Your task is to restate the data word for word.

--- Data shown ---
☆ ☆ ☆ ☆ ☆ ☆ ☆

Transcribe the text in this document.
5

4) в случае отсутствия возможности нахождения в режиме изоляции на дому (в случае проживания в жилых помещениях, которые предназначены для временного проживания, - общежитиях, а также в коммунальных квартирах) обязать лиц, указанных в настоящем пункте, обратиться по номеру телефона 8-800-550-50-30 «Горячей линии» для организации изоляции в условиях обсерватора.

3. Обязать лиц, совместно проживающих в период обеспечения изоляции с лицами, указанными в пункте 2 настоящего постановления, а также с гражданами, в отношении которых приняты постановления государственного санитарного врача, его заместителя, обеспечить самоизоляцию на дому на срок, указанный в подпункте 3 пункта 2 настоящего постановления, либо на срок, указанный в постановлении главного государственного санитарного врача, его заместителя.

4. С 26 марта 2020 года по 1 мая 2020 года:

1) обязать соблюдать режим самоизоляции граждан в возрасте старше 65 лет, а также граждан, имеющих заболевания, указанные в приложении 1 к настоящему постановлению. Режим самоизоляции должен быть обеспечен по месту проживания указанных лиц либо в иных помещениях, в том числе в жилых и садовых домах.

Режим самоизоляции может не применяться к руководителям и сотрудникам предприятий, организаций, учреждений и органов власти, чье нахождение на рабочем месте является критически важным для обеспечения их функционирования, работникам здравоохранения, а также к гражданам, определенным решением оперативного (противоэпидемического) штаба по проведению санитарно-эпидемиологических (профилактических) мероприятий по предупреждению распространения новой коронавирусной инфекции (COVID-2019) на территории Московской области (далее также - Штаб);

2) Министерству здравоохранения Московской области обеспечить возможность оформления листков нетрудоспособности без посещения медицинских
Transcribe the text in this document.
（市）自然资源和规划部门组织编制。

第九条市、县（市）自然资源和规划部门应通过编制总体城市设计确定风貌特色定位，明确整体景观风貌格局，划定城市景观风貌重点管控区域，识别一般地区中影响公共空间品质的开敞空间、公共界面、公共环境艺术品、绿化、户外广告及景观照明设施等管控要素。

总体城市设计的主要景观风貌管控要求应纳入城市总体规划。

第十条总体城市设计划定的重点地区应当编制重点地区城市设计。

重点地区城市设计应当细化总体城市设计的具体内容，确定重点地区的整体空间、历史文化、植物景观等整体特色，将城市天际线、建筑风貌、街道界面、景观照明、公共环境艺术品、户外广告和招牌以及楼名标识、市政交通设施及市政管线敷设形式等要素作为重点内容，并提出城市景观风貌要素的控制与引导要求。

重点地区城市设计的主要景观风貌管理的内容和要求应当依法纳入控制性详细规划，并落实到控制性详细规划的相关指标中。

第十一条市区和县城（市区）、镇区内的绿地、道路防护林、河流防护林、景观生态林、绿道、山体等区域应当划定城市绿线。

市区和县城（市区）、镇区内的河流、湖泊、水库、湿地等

☆ ☆ ☆ ☆ ☆ ☆ ☆

--- Output below ---
Transcribe the text in this document.
5

4) в случае отсутствия возможности нахождения в режиме изоляции на дому (в случае проживания в жилых помещениях, которые предназначены для временного проживания, - общежитиях, а также в коммунальных квартирах) обязать лиц, указанных в настоящем пункте, обратиться по номеру телефона 8-800-550-50-30 «Горячей линии» для организации изоляции в условиях обсерватора.

3. Обязать лиц, совместно проживающих в период обеспечения изоляции с лицами, указанными в пункте 2 настоящего постановления, а также с гражданами, в отношении которых приняты постановления государственного санитарного врача, его заместителя, обеспечить самоизоляцию на дому на срок, указанный в подпункте 3 пункта 2 настоящего постановления, либо на срок, указанный в постановлении главного государственного санитарного врача, его заместителя.

4. С 26 марта 2020 года по 1 мая 2020 года:

1) обязать соблюдать режим самоизоляции граждан в возрасте старше 65 лет, а также граждан, имеющих заболевания, указанные в приложении 1 к настоящему постановлению. Режим самоизоляции должен быть обеспечен по месту проживания указанных лиц либо в иных помещениях, в том числе в жилых и садовых домах.

Режим самоизоляции может не применяться к руководителям и сотрудникам предприятий, организаций, учреждений и органов власти, чье нахождение на рабочем месте является критически важным для обеспечения их функционирования, работникам здравоохранения, а также к гражданам, определенным решением оперативного (противоэпидемического) штаба по проведению санитарно-эпидемиологических (профилактических) мероприятий по предупреждению распространения новой коронавирусной инфекции (COVID-2019) на территории Московской области (далее также - Штаб);

2) Министерству здравоохранения Московской области обеспечить возможность оформления листков нетрудоспособности без посещения медицинских
Transcribe the text in this document.
（市）自然资源和规划部门组织编制。

第九条市、县（市）自然资源和规划部门应通过编制总体城市设计确定风貌特色定位，明确整体景观风貌格局，划定城市景观风貌重点管控区域，识别一般地区中影响公共空间品质的开敞空间、公共界面、公共环境艺术品、绿化、户外广告及景观照明设施等管控要素。

总体城市设计的主要景观风貌管控要求应纳入城市总体规划。

第十条总体城市设计划定的重点地区应当编制重点地区城市设计。

重点地区城市设计应当细化总体城市设计的具体内容，确定重点地区的整体空间、历史文化、植物景观等整体特色，将城市天际线、建筑风貌、街道界面、景观照明、公共环境艺术品、户外广告和招牌以及楼名标识、市政交通设施及市政管线敷设形式等要素作为重点内容，并提出城市景观风貌要素的控制与引导要求。

重点地区城市设计的主要景观风貌管理的内容和要求应当依法纳入控制性详细规划，并落实到控制性详细规划的相关指标中。

第十一条市区和县城（市区）、镇区内的绿地、道路防护林、河流防护林、景观生态林、绿道、山体等区域应当划定城市绿线。

市区和县城（市区）、镇区内的河流、湖泊、水库、湿地等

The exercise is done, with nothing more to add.